— Start of RAW DATA —

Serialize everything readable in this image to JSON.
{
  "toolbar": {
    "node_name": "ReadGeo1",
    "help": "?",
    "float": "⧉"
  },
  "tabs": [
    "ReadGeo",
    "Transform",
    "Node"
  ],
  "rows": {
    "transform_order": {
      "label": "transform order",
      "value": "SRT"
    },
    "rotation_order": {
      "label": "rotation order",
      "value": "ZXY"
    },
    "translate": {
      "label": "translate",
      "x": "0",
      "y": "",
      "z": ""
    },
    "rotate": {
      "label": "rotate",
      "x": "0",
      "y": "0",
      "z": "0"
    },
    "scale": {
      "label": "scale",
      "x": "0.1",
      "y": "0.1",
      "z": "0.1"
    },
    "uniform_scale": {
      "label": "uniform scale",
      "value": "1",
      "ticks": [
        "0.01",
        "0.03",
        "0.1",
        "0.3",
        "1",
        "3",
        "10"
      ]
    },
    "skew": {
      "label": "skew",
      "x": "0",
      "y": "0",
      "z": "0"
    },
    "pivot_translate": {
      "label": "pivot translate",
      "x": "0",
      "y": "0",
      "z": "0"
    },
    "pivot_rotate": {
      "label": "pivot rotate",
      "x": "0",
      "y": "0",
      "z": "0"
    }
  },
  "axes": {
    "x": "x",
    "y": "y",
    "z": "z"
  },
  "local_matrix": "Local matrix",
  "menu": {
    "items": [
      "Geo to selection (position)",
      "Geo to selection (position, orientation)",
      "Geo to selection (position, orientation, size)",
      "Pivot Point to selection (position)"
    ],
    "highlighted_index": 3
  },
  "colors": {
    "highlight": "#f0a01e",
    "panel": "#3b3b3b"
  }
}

— End of RAW DATA —

**PROBLEM REQUIREMENTS**
The records above must be repeated exactly, every one of them.

**SOLVED PROBLEM**
Serialize everything readable in this image to JSON.
{
  "toolbar": {
    "node_name": "ReadGeo1",
    "help": "?",
    "float": "⧉"
  },
  "tabs": [
    "ReadGeo",
    "Transform",
    "Node"
  ],
  "rows": {
    "transform_order": {
      "label": "transform order",
      "value": "SRT"
    },
    "rotation_order": {
      "label": "rotation order",
      "value": "ZXY"
    },
    "translate": {
      "label": "translate",
      "x": "0",
      "y": "",
      "z": ""
    },
    "rotate": {
      "label": "rotate",
      "x": "0",
      "y": "0",
      "z": "0"
    },
    "scale": {
      "label": "scale",
      "x": "0.1",
      "y": "0.1",
      "z": "0.1"
    },
    "uniform_scale": {
      "label": "uniform scale",
      "value": "1",
      "ticks": [
        "0.01",
        "0.03",
        "0.1",
        "0.3",
        "1",
        "3",
        "10"
      ]
    },
    "skew": {
      "label": "skew",
      "x": "0",
      "y": "0",
      "z": "0"
    },
    "pivot_translate": {
      "label": "pivot translate",
      "x": "0",
      "y": "0",
      "z": "0"
    },
    "pivot_rotate": {
      "label": "pivot rotate",
      "x": "0",
      "y": "0",
      "z": "0"
    }
  },
  "axes": {
    "x": "x",
    "y": "y",
    "z": "z"
  },
  "local_matrix": "Local matrix",
  "menu": {
    "items": [
      "Geo to selection (position)",
      "Geo to selection (position, orientation)",
      "Geo to selection (position, orientation, size)",
      "Pivot Point to selection (position)"
    ],
    "highlighted_index": 3
  },
  "colors": {
    "highlight": "#f0a01e",
    "panel": "#3b3b3b"
  }
}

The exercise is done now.